§ Task prompt
Select, from the material below, each line with "JSON" in it.

§ Available records

======

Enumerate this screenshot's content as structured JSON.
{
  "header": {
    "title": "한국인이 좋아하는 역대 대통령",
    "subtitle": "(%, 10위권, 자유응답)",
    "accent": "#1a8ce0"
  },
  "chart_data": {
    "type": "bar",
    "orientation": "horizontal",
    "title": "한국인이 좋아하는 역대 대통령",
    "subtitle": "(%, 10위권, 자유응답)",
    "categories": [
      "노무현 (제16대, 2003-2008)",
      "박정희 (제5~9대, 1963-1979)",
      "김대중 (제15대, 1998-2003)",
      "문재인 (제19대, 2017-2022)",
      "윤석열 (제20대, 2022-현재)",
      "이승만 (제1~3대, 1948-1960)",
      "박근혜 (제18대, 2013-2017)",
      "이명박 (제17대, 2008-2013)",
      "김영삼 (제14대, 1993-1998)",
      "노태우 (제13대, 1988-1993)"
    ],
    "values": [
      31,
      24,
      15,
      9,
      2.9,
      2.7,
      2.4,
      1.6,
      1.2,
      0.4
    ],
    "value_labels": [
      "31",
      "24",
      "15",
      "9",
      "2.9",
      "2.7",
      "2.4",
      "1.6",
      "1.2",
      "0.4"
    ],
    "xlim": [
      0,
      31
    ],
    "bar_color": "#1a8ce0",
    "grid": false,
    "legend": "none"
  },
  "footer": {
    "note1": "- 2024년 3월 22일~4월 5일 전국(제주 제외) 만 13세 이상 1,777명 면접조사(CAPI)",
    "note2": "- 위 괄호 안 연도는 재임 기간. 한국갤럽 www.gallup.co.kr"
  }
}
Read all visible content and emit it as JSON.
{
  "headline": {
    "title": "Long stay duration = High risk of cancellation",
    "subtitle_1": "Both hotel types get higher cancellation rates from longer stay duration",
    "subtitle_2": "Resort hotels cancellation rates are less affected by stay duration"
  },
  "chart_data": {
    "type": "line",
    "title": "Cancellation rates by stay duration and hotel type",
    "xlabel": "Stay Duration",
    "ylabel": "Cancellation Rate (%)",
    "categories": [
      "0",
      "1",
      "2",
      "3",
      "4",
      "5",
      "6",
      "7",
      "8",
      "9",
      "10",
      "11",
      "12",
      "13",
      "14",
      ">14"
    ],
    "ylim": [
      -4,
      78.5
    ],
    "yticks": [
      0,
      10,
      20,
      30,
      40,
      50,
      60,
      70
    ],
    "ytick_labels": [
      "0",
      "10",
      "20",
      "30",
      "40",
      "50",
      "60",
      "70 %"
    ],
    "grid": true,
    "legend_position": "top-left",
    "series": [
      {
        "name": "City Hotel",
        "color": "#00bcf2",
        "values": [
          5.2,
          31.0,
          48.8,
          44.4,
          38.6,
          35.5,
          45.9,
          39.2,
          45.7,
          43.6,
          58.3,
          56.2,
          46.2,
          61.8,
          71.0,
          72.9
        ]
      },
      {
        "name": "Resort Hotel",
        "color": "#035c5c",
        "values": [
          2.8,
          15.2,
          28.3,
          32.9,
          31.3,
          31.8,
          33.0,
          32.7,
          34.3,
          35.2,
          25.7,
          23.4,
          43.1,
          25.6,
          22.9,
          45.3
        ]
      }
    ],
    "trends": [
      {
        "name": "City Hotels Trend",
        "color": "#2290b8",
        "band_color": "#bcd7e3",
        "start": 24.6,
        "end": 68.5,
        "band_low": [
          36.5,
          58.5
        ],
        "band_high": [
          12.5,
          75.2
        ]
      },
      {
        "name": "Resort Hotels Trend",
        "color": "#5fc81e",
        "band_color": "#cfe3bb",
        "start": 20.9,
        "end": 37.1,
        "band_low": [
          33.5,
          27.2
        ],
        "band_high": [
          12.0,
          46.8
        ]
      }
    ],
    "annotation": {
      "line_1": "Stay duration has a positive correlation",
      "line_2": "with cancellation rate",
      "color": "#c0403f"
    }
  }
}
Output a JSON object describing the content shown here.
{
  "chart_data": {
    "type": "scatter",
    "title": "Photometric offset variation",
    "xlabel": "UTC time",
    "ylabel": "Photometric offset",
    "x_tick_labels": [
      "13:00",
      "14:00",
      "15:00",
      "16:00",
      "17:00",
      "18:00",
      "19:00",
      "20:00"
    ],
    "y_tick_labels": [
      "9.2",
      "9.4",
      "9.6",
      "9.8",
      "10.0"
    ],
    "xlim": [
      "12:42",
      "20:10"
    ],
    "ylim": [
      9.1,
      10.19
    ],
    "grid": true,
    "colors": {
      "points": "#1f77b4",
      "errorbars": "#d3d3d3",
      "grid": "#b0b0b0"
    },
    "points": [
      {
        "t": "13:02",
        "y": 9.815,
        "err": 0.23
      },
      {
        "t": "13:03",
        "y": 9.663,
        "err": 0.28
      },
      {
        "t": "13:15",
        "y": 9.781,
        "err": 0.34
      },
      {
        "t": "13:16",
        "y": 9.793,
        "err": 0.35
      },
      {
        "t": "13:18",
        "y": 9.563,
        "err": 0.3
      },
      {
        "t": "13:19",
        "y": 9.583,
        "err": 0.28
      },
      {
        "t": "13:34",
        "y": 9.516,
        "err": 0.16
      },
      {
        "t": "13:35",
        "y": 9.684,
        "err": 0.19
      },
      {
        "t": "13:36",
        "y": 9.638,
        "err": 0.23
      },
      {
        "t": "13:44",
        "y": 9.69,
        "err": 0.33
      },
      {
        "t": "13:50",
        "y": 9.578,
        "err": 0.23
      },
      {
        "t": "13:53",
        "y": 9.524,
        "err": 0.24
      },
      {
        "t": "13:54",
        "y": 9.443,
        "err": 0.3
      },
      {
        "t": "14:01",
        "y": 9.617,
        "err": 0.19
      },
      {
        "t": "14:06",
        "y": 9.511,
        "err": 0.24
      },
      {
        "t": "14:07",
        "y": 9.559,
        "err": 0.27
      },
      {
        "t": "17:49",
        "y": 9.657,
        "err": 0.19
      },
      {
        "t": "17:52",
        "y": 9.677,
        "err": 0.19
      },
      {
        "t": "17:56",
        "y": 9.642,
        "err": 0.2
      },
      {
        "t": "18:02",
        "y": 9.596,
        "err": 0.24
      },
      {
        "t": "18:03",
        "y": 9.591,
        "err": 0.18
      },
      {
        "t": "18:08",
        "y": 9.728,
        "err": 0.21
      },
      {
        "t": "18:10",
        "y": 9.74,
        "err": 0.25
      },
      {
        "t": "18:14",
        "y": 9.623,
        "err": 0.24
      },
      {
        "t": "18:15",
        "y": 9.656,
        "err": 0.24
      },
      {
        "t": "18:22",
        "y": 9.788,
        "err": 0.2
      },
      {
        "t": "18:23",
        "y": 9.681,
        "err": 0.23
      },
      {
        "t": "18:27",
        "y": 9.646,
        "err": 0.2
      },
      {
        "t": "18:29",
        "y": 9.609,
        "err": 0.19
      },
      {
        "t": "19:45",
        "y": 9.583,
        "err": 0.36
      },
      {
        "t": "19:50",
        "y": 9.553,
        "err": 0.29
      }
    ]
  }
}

======

§ Answer to the exercise
Enumerate this screenshot's content as structured JSON.
Read all visible content and emit it as JSON.
Output a JSON object describing the content shown here.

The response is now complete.